> Instructions to follow: Repeat all of the material exactly as given.

* BEGIN Data entries *

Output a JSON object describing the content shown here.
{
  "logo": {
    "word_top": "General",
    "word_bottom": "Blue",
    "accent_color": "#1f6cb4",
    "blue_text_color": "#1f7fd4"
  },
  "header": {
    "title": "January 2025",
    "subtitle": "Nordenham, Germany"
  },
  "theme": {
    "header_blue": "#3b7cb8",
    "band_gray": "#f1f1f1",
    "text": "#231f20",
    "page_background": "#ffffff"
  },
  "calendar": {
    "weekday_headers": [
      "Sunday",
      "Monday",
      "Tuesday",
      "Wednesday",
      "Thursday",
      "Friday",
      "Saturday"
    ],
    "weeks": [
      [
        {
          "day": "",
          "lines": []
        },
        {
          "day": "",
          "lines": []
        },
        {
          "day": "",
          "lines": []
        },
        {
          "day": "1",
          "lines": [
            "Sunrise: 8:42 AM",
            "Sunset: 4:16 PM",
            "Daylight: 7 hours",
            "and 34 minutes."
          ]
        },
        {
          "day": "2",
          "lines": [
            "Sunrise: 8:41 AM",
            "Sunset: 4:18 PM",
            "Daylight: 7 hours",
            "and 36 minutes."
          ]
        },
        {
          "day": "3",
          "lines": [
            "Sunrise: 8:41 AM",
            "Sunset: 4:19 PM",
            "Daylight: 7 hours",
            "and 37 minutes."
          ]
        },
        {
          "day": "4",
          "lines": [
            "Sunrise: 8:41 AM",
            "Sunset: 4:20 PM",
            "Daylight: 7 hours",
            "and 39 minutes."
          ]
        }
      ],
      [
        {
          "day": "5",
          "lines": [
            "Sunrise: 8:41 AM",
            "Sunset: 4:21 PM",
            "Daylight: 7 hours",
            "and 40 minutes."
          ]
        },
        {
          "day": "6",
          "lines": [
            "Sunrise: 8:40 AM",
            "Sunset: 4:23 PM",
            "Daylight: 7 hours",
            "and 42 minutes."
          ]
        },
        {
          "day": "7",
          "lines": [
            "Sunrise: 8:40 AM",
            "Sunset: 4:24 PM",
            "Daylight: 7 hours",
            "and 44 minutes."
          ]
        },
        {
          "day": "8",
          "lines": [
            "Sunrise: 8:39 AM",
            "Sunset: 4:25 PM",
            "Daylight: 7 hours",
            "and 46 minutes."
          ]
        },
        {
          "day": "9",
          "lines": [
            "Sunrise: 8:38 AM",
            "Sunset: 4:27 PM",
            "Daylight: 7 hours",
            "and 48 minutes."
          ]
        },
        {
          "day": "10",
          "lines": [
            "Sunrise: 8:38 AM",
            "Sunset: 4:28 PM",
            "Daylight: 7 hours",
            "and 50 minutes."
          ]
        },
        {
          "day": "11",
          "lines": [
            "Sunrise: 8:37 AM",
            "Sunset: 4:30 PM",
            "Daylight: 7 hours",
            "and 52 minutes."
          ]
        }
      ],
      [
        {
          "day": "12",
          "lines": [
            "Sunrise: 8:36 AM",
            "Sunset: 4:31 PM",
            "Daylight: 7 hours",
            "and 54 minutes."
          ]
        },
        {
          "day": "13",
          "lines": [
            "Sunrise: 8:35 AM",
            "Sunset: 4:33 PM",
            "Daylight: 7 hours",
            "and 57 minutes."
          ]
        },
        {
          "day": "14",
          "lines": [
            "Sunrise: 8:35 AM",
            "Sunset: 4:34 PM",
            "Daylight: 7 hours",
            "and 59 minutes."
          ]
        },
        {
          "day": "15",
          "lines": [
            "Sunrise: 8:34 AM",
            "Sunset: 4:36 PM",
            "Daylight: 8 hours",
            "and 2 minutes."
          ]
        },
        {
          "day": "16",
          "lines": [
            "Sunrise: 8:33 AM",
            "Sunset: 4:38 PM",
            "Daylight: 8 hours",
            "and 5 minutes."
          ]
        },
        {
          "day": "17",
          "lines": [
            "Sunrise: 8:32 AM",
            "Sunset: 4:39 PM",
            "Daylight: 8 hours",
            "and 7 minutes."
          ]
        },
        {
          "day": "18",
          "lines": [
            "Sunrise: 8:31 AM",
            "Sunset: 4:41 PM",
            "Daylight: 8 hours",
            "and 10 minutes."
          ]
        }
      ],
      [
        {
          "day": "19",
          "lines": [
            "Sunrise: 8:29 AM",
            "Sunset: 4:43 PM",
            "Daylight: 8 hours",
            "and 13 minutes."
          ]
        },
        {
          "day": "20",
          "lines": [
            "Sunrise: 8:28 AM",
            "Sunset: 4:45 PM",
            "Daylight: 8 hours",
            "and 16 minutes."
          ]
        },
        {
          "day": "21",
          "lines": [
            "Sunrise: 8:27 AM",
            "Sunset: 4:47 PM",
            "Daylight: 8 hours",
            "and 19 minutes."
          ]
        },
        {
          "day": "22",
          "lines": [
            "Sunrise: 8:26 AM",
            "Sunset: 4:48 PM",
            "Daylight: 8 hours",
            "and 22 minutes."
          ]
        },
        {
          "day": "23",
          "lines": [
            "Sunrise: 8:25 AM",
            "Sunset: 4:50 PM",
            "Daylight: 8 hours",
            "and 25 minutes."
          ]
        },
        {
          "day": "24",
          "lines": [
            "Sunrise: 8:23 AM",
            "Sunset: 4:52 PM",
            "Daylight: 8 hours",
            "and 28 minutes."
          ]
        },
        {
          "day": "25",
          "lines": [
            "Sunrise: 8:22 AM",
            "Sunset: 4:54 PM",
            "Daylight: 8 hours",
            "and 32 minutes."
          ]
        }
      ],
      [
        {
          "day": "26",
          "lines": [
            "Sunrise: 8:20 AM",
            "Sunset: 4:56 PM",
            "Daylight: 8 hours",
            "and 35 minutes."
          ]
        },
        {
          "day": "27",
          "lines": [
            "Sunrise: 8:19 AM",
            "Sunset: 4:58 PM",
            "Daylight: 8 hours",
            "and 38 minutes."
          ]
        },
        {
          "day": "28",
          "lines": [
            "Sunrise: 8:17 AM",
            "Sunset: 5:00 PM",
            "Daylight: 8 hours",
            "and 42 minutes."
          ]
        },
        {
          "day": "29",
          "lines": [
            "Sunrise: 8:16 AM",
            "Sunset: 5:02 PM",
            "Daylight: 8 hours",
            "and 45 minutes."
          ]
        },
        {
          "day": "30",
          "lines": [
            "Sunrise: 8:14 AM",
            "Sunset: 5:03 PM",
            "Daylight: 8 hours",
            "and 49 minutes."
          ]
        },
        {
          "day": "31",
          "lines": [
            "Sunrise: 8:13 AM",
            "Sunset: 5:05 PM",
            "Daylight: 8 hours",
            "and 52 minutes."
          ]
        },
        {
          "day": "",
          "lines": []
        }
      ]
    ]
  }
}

* END Data entries *

> Response:
Output a JSON object describing the content shown here.
{
  "logo": {
    "word_top": "General",
    "word_bottom": "Blue",
    "accent_color": "#1f6cb4",
    "blue_text_color": "#1f7fd4"
  },
  "header": {
    "title": "January 2025",
    "subtitle": "Nordenham, Germany"
  },
  "theme": {
    "header_blue": "#3b7cb8",
    "band_gray": "#f1f1f1",
    "text": "#231f20",
    "page_background": "#ffffff"
  },
  "calendar": {
    "weekday_headers": [
      "Sunday",
      "Monday",
      "Tuesday",
      "Wednesday",
      "Thursday",
      "Friday",
      "Saturday"
    ],
    "weeks": [
      [
        {
          "day": "",
          "lines": []
        },
        {
          "day": "",
          "lines": []
        },
        {
          "day": "",
          "lines": []
        },
        {
          "day": "1",
          "lines": [
            "Sunrise: 8:42 AM",
            "Sunset: 4:16 PM",
            "Daylight: 7 hours",
            "and 34 minutes."
          ]
        },
        {
          "day": "2",
          "lines": [
            "Sunrise: 8:41 AM",
            "Sunset: 4:18 PM",
            "Daylight: 7 hours",
            "and 36 minutes."
          ]
        },
        {
          "day": "3",
          "lines": [
            "Sunrise: 8:41 AM",
            "Sunset: 4:19 PM",
            "Daylight: 7 hours",
            "and 37 minutes."
          ]
        },
        {
          "day": "4",
          "lines": [
            "Sunrise: 8:41 AM",
            "Sunset: 4:20 PM",
            "Daylight: 7 hours",
            "and 39 minutes."
          ]
        }
      ],
      [
        {
          "day": "5",
          "lines": [
            "Sunrise: 8:41 AM",
            "Sunset: 4:21 PM",
            "Daylight: 7 hours",
            "and 40 minutes."
          ]
        },
        {
          "day": "6",
          "lines": [
            "Sunrise: 8:40 AM",
            "Sunset: 4:23 PM",
            "Daylight: 7 hours",
            "and 42 minutes."
          ]
        },
        {
          "day": "7",
          "lines": [
            "Sunrise: 8:40 AM",
            "Sunset: 4:24 PM",
            "Daylight: 7 hours",
            "and 44 minutes."
          ]
        },
        {
          "day": "8",
          "lines": [
            "Sunrise: 8:39 AM",
            "Sunset: 4:25 PM",
            "Daylight: 7 hours",
            "and 46 minutes."
          ]
        },
        {
          "day": "9",
          "lines": [
            "Sunrise: 8:38 AM",
            "Sunset: 4:27 PM",
            "Daylight: 7 hours",
            "and 48 minutes."
          ]
        },
        {
          "day": "10",
          "lines": [
            "Sunrise: 8:38 AM",
            "Sunset: 4:28 PM",
            "Daylight: 7 hours",
            "and 50 minutes."
          ]
        },
        {
          "day": "11",
          "lines": [
            "Sunrise: 8:37 AM",
            "Sunset: 4:30 PM",
            "Daylight: 7 hours",
            "and 52 minutes."
          ]
        }
      ],
      [
        {
          "day": "12",
          "lines": [
            "Sunrise: 8:36 AM",
            "Sunset: 4:31 PM",
            "Daylight: 7 hours",
            "and 54 minutes."
          ]
        },
        {
          "day": "13",
          "lines": [
            "Sunrise: 8:35 AM",
            "Sunset: 4:33 PM",
            "Daylight: 7 hours",
            "and 57 minutes."
          ]
        },
        {
          "day": "14",
          "lines": [
            "Sunrise: 8:35 AM",
            "Sunset: 4:34 PM",
            "Daylight: 7 hours",
            "and 59 minutes."
          ]
        },
        {
          "day": "15",
          "lines": [
            "Sunrise: 8:34 AM",
            "Sunset: 4:36 PM",
            "Daylight: 8 hours",
            "and 2 minutes."
          ]
        },
        {
          "day": "16",
          "lines": [
            "Sunrise: 8:33 AM",
            "Sunset: 4:38 PM",
            "Daylight: 8 hours",
            "and 5 minutes."
          ]
        },
        {
          "day": "17",
          "lines": [
            "Sunrise: 8:32 AM",
            "Sunset: 4:39 PM",
            "Daylight: 8 hours",
            "and 7 minutes."
          ]
        },
        {
          "day": "18",
          "lines": [
            "Sunrise: 8:31 AM",
            "Sunset: 4:41 PM",
            "Daylight: 8 hours",
            "and 10 minutes."
          ]
        }
      ],
      [
        {
          "day": "19",
          "lines": [
            "Sunrise: 8:29 AM",
            "Sunset: 4:43 PM",
            "Daylight: 8 hours",
            "and 13 minutes."
          ]
        },
        {
          "day": "20",
          "lines": [
            "Sunrise: 8:28 AM",
            "Sunset: 4:45 PM",
            "Daylight: 8 hours",
            "and 16 minutes."
          ]
        },
        {
          "day": "21",
          "lines": [
            "Sunrise: 8:27 AM",
            "Sunset: 4:47 PM",
            "Daylight: 8 hours",
            "and 19 minutes."
          ]
        },
        {
          "day": "22",
          "lines": [
            "Sunrise: 8:26 AM",
            "Sunset: 4:48 PM",
            "Daylight: 8 hours",
            "and 22 minutes."
          ]
        },
        {
          "day": "23",
          "lines": [
            "Sunrise: 8:25 AM",
            "Sunset: 4:50 PM",
            "Daylight: 8 hours",
            "and 25 minutes."
          ]
        },
        {
          "day": "24",
          "lines": [
            "Sunrise: 8:23 AM",
            "Sunset: 4:52 PM",
            "Daylight: 8 hours",
            "and 28 minutes."
          ]
        },
        {
          "day": "25",
          "lines": [
            "Sunrise: 8:22 AM",
            "Sunset: 4:54 PM",
            "Daylight: 8 hours",
            "and 32 minutes."
          ]
        }
      ],
      [
        {
          "day": "26",
          "lines": [
            "Sunrise: 8:20 AM",
            "Sunset: 4:56 PM",
            "Daylight: 8 hours",
            "and 35 minutes."
          ]
        },
        {
          "day": "27",
          "lines": [
            "Sunrise: 8:19 AM",
            "Sunset: 4:58 PM",
            "Daylight: 8 hours",
            "and 38 minutes."
          ]
        },
        {
          "day": "28",
          "lines": [
            "Sunrise: 8:17 AM",
            "Sunset: 5:00 PM",
            "Daylight: 8 hours",
            "and 42 minutes."
          ]
        },
        {
          "day": "29",
          "lines": [
            "Sunrise: 8:16 AM",
            "Sunset: 5:02 PM",
            "Daylight: 8 hours",
            "and 45 minutes."
          ]
        },
        {
          "day": "30",
          "lines": [
            "Sunrise: 8:14 AM",
            "Sunset: 5:03 PM",
            "Daylight: 8 hours",
            "and 49 minutes."
          ]
        },
        {
          "day": "31",
          "lines": [
            "Sunrise: 8:13 AM",
            "Sunset: 5:05 PM",
            "Daylight: 8 hours",
            "and 52 minutes."
          ]
        },
        {
          "day": "",
          "lines": []
        }
      ]
    ]
  }
}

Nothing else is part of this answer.